OBJECTIVE – Reproduce every line of the items below verbatim, omitting the pictures.

[Records from a data source]
====================

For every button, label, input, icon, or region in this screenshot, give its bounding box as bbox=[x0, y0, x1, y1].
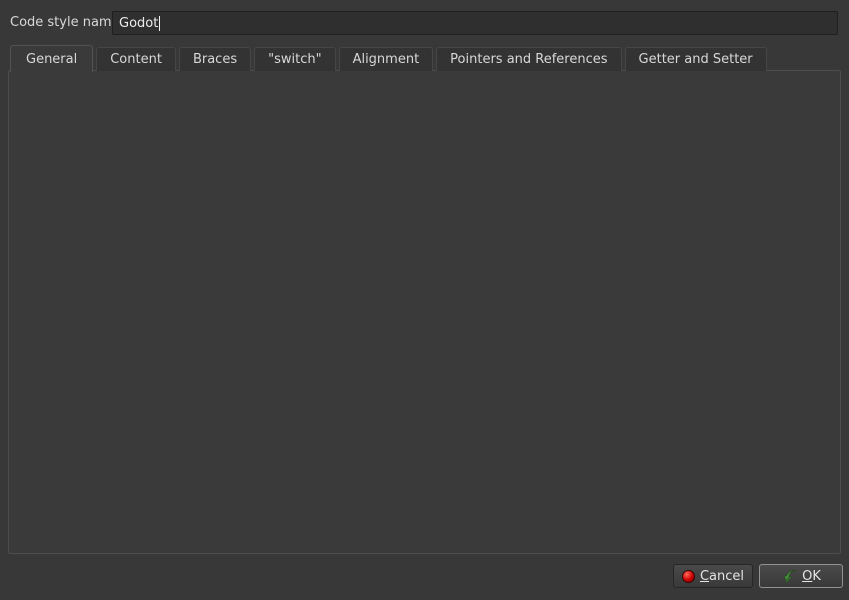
tab-switch[interactable]: "switch" bbox=[254, 47, 335, 71]
general-tab-panel bbox=[8, 70, 841, 554]
tab-content[interactable]: Content bbox=[96, 47, 176, 71]
code-style-name-input[interactable]: Godot bbox=[112, 11, 838, 35]
tab-getter-and-setter[interactable]: Getter and Setter bbox=[625, 47, 767, 71]
ok-check-arrow-icon bbox=[781, 569, 797, 584]
ok-button-label: OK bbox=[802, 569, 821, 584]
tab-general[interactable]: General bbox=[10, 45, 93, 72]
code-style-dialog: Code style name: Godot GeneralContentBra… bbox=[0, 0, 849, 600]
cancel-button[interactable]: Cancel bbox=[673, 564, 753, 588]
text-cursor bbox=[159, 16, 160, 31]
tab-pointers-and-references[interactable]: Pointers and References bbox=[436, 47, 621, 71]
tab-braces[interactable]: Braces bbox=[179, 47, 251, 71]
tab-alignment[interactable]: Alignment bbox=[339, 47, 434, 71]
cancel-button-label: Cancel bbox=[700, 569, 744, 584]
tab-bar: GeneralContentBraces"switch"AlignmentPoi… bbox=[10, 44, 770, 71]
cancel-icon bbox=[682, 570, 695, 583]
code-style-name-label: Code style name: bbox=[10, 15, 124, 30]
ok-button[interactable]: OK bbox=[759, 564, 843, 588]
code-style-name-value: Godot bbox=[119, 16, 158, 31]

====================

PROBLEM SOLUTION –
For every button, label, input, icon, or region in this screenshot, give its bounding box as bbox=[x0, y0, x1, y1].
tab-switch[interactable]: "switch" bbox=[254, 47, 335, 71]
general-tab-panel bbox=[8, 70, 841, 554]
tab-content[interactable]: Content bbox=[96, 47, 176, 71]
code-style-name-input[interactable]: Godot bbox=[112, 11, 838, 35]
tab-getter-and-setter[interactable]: Getter and Setter bbox=[625, 47, 767, 71]
ok-check-arrow-icon bbox=[781, 569, 797, 584]
ok-button-label: OK bbox=[802, 569, 821, 584]
tab-general[interactable]: General bbox=[10, 45, 93, 72]
code-style-dialog: Code style name: Godot GeneralContentBra… bbox=[0, 0, 849, 600]
cancel-button[interactable]: Cancel bbox=[673, 564, 753, 588]
text-cursor bbox=[159, 16, 160, 31]
tab-pointers-and-references[interactable]: Pointers and References bbox=[436, 47, 621, 71]
tab-braces[interactable]: Braces bbox=[179, 47, 251, 71]
tab-alignment[interactable]: Alignment bbox=[339, 47, 434, 71]
cancel-button-label: Cancel bbox=[700, 569, 744, 584]
tab-bar: GeneralContentBraces"switch"AlignmentPoi… bbox=[10, 44, 770, 71]
cancel-icon bbox=[682, 570, 695, 583]
code-style-name-label: Code style name: bbox=[10, 15, 124, 30]
ok-button[interactable]: OK bbox=[759, 564, 843, 588]
code-style-name-value: Godot bbox=[119, 16, 158, 31]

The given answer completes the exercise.